■ **Exercise directions**
Give back each line of the listing below that contains the string "serious".

■ **Data**

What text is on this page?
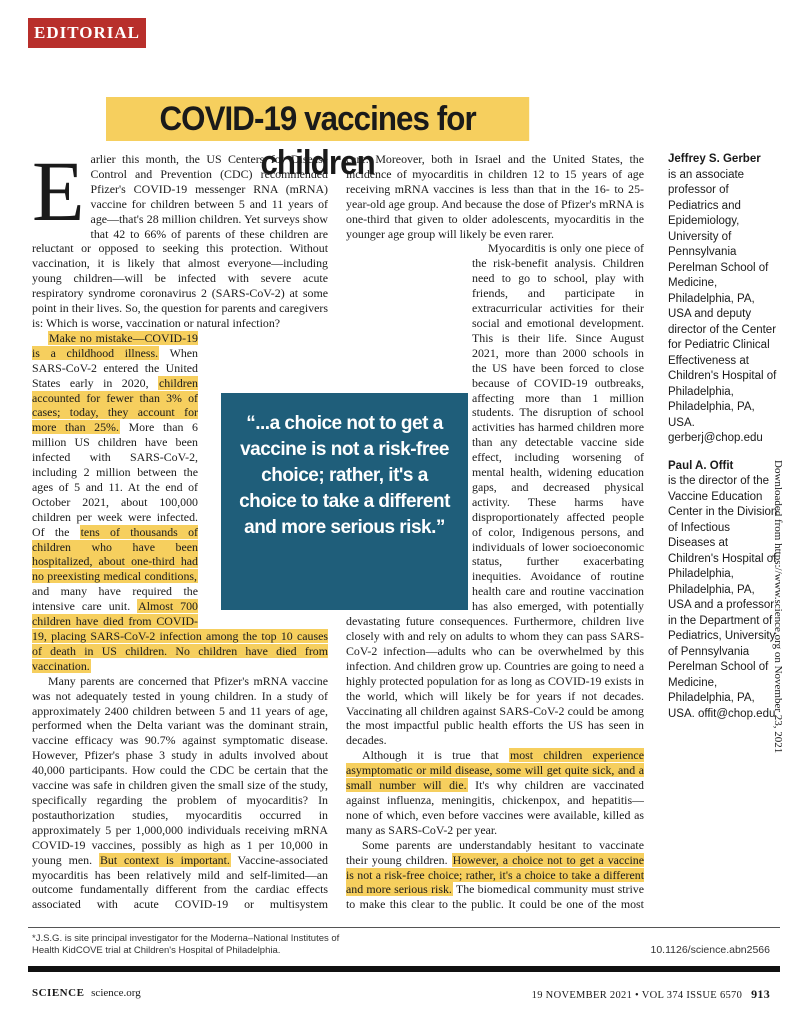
EDITORIAL
COVID-19 vaccines for children
E arlier this month, the US Centers for Disease Control and Prevention (CDC) recommended Pfizer's COVID-19 messenger RNA (mRNA) vaccine for children between 5 and 11 years of age—that's 28 million children. Yet surveys show that 42 to 66% of parents of these children are reluctant or opposed to seeking this protection. Without vaccination, it is likely that almost everyone—including young children—will be infected with severe acute respiratory syndrome coronavirus 2 (SARS-CoV-2) at some point in their lives. So, the question for parents and caregivers is: Which is worse, vaccination or natural infection?

Make no mistake—COVID-19 is a childhood illness. When SARS-CoV-2 entered the United States early in 2020, children accounted for fewer than 3% of cases; today, they account for more than 25%. More than 6 million US children have been infected with SARS-CoV-2, including 2 million between the ages of 5 and 11. At the end of October 2021, about 100,000 children per week were infected. Of the tens of thousands of children who have been hospitalized, about one-third had no preexisting medical conditions, and many have required the intensive care unit. Almost 700 children have died from COVID-19, placing SARS-CoV-2 infection among the top 10 causes of death in US children. No children have died from vaccination.

Many parents are concerned that Pfizer's mRNA vaccine was not adequately tested in young children. In a study of approximately 2400 children between 5 and 11 years of age, performed when the Delta variant was the dominant strain, vaccine efficacy was 90.7% against symptomatic disease. However, Pfizer's phase 3 study in adults involved about 40,000 participants. How could the CDC be certain that the vaccine was safe in children given the small size of the study, specifically regarding the problem of myocarditis? In postauthorization studies, myocarditis occurred in approximately 5 per 1,000,000 individuals receiving mRNA COVID-19 vaccines, possibly as high as 1 per 10,000 in young men. But context is important. Vaccine-associated myocarditis has been relatively mild and self-limited—an outcome fundamentally different from the cardiac effects associated with acute COVID-19 or multisystem

care. Moreover, both in Israel and the United States, the incidence of myocarditis in children 12 to 15 years of age receiving mRNA vaccines is less than that in the 16- to 25-year-old age group. And because the dose of Pfizer's mRNA is one-third that given to older adolescents, myocarditis in the younger age group will likely be even rarer.

Myocarditis is only one piece of the risk-benefit analysis. Children need to go to school, play with friends, and participate in extracurricular activities for their social and emotional development. This is their life. Since August 2021, more than 2000 schools in the US have been forced to close because of COVID-19 outbreaks, affecting more than 1 million students. The disruption of school activities has harmed children more than any detectable vaccine side effect, including worsening of mental health, widening education gaps, and decreased physical activity. These harms have disproportionately affected people of color, Indigenous persons, and individuals of lower socioeconomic status, further exacerbating inequities. Avoidance of routine health care and routine vaccination has also emerged, with potentially devastating future consequences. Furthermore, children live closely with and rely on adults to whom they can pass SARS-CoV-2 infection—adults who can be overwhelmed by this infection. And children grow up. Countries are going to need a highly protected population for as long as COVID-19 exists in the world, which will likely be for years if not decades. Vaccinating all children against SARS-CoV-2 could be among the most impactful public health efforts the US has seen in decades.

Although it is true that most children experience asymptomatic or mild disease, some will get quite sick, and a small number will die. It's why children are vaccinated against influenza, meningitis, chickenpox, and hepatitis—none of which, even before vaccines were available, killed as many as SARS-CoV-2 per year.

Some parents are understandably hesitant to vaccinate their young children. However, a choice not to get a vaccine is not a risk-free choice; rather, it's a choice to take a different and more serious risk. The biomedical community must strive to make this clear to the public. It could be one of the most

“...a choice not to get a vaccine is not a risk-free choice; rather, it's a choice to take a different and more serious risk.”
Jeffrey S. Gerber
is an associate professor of Pediatrics and Epidemiology, University of Pennsylvania Perelman School of Medicine, Philadelphia, PA, USA and deputy director of the Center for Pediatric Clinical Effectiveness at Children's Hospital of Philadelphia, Philadelphia, PA, USA. gerberj@chop.edu
Paul A. Offit
is the director of the Vaccine Education Center in the Division of Infectious Diseases at Children's Hospital of Philadelphia, Philadelphia, PA, USA and a professor in the Department of Pediatrics, University of Pennsylvania Perelman School of Medicine, Philadelphia, PA, USA. offit@chop.edu
Downloaded from https://www.science.org on November 23, 2021
*J.S.G. is site principal investigator for the Moderna–National Institutes of Health KidCOVE trial at Children's Hospital of Philadelphia.	10.1126/science.abn2566
SCIENCE science.org	19 NOVEMBER 2021 • VOL 374 ISSUE 6570 913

■ **Written response**
Some parents are understandably hesitant to vaccinate their young children. However, a choice not to get a vaccine is not a risk-free choice; rather, it's a choice to take a different and more serious risk. The biomedical community must strive to make this clear to the public. It could be one of the most
“...a choice not to get a vaccine is not a risk-free choice; rather, it's a choice to take a different and more serious risk.”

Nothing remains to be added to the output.